REQUIRED TASK ->
Write out the full listing again, exactly as it stands.

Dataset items
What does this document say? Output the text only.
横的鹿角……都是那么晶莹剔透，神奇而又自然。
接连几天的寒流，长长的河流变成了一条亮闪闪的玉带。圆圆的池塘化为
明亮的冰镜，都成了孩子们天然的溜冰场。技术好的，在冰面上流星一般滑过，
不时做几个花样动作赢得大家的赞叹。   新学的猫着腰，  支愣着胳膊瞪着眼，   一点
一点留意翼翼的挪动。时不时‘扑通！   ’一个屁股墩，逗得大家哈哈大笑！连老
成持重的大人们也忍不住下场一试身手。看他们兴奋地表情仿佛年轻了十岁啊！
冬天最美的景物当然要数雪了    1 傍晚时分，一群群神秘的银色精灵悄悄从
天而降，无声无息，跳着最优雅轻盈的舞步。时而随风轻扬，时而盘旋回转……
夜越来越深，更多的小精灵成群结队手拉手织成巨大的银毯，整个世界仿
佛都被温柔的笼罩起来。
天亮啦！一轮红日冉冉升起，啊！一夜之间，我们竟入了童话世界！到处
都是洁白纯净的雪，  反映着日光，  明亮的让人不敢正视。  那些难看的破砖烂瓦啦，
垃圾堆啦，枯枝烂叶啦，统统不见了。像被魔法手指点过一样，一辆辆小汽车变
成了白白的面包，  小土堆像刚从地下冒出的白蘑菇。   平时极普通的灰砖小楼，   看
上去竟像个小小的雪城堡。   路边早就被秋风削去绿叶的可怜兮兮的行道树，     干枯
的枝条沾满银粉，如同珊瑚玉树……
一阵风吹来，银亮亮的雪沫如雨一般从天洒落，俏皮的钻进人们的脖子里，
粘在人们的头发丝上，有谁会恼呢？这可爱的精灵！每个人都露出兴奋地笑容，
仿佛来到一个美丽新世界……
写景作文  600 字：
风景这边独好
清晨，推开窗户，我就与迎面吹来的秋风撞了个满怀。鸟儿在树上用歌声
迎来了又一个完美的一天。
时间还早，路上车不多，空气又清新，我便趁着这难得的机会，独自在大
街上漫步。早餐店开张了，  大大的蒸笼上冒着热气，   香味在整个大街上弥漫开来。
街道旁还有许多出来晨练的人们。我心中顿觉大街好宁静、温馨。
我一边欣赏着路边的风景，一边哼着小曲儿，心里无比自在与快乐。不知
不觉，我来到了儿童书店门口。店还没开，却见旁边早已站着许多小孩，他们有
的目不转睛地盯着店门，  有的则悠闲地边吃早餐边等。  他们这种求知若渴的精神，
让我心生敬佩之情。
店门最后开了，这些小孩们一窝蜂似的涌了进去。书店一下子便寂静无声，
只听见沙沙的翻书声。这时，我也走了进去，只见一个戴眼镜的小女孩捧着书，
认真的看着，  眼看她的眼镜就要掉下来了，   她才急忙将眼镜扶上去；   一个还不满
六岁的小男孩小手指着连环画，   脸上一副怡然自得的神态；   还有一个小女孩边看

RESULT OF THIS TASK ->
What does this document say? Output the text only.
横的鹿角……都是那么晶莹剔透，神奇而又自然。
接连几天的寒流，长长的河流变成了一条亮闪闪的玉带。圆圆的池塘化为
明亮的冰镜，都成了孩子们天然的溜冰场。技术好的，在冰面上流星一般滑过，
不时做几个花样动作赢得大家的赞叹。   新学的猫着腰，  支愣着胳膊瞪着眼，   一点
一点留意翼翼的挪动。时不时‘扑通！   ’一个屁股墩，逗得大家哈哈大笑！连老
成持重的大人们也忍不住下场一试身手。看他们兴奋地表情仿佛年轻了十岁啊！
冬天最美的景物当然要数雪了    1 傍晚时分，一群群神秘的银色精灵悄悄从
天而降，无声无息，跳着最优雅轻盈的舞步。时而随风轻扬，时而盘旋回转……
夜越来越深，更多的小精灵成群结队手拉手织成巨大的银毯，整个世界仿
佛都被温柔的笼罩起来。
天亮啦！一轮红日冉冉升起，啊！一夜之间，我们竟入了童话世界！到处
都是洁白纯净的雪，  反映着日光，  明亮的让人不敢正视。  那些难看的破砖烂瓦啦，
垃圾堆啦，枯枝烂叶啦，统统不见了。像被魔法手指点过一样，一辆辆小汽车变
成了白白的面包，  小土堆像刚从地下冒出的白蘑菇。   平时极普通的灰砖小楼，   看
上去竟像个小小的雪城堡。   路边早就被秋风削去绿叶的可怜兮兮的行道树，     干枯
的枝条沾满银粉，如同珊瑚玉树……
一阵风吹来，银亮亮的雪沫如雨一般从天洒落，俏皮的钻进人们的脖子里，
粘在人们的头发丝上，有谁会恼呢？这可爱的精灵！每个人都露出兴奋地笑容，
仿佛来到一个美丽新世界……
写景作文  600 字：
风景这边独好
清晨，推开窗户，我就与迎面吹来的秋风撞了个满怀。鸟儿在树上用歌声
迎来了又一个完美的一天。
时间还早，路上车不多，空气又清新，我便趁着这难得的机会，独自在大
街上漫步。早餐店开张了，  大大的蒸笼上冒着热气，   香味在整个大街上弥漫开来。
街道旁还有许多出来晨练的人们。我心中顿觉大街好宁静、温馨。
我一边欣赏着路边的风景，一边哼着小曲儿，心里无比自在与快乐。不知
不觉，我来到了儿童书店门口。店还没开，却见旁边早已站着许多小孩，他们有
的目不转睛地盯着店门，  有的则悠闲地边吃早餐边等。  他们这种求知若渴的精神，
让我心生敬佩之情。
店门最后开了，这些小孩们一窝蜂似的涌了进去。书店一下子便寂静无声，
只听见沙沙的翻书声。这时，我也走了进去，只见一个戴眼镜的小女孩捧着书，
认真的看着，  眼看她的眼镜就要掉下来了，   她才急忙将眼镜扶上去；   一个还不满
六岁的小男孩小手指着连环画，   脸上一副怡然自得的神态；   还有一个小女孩边看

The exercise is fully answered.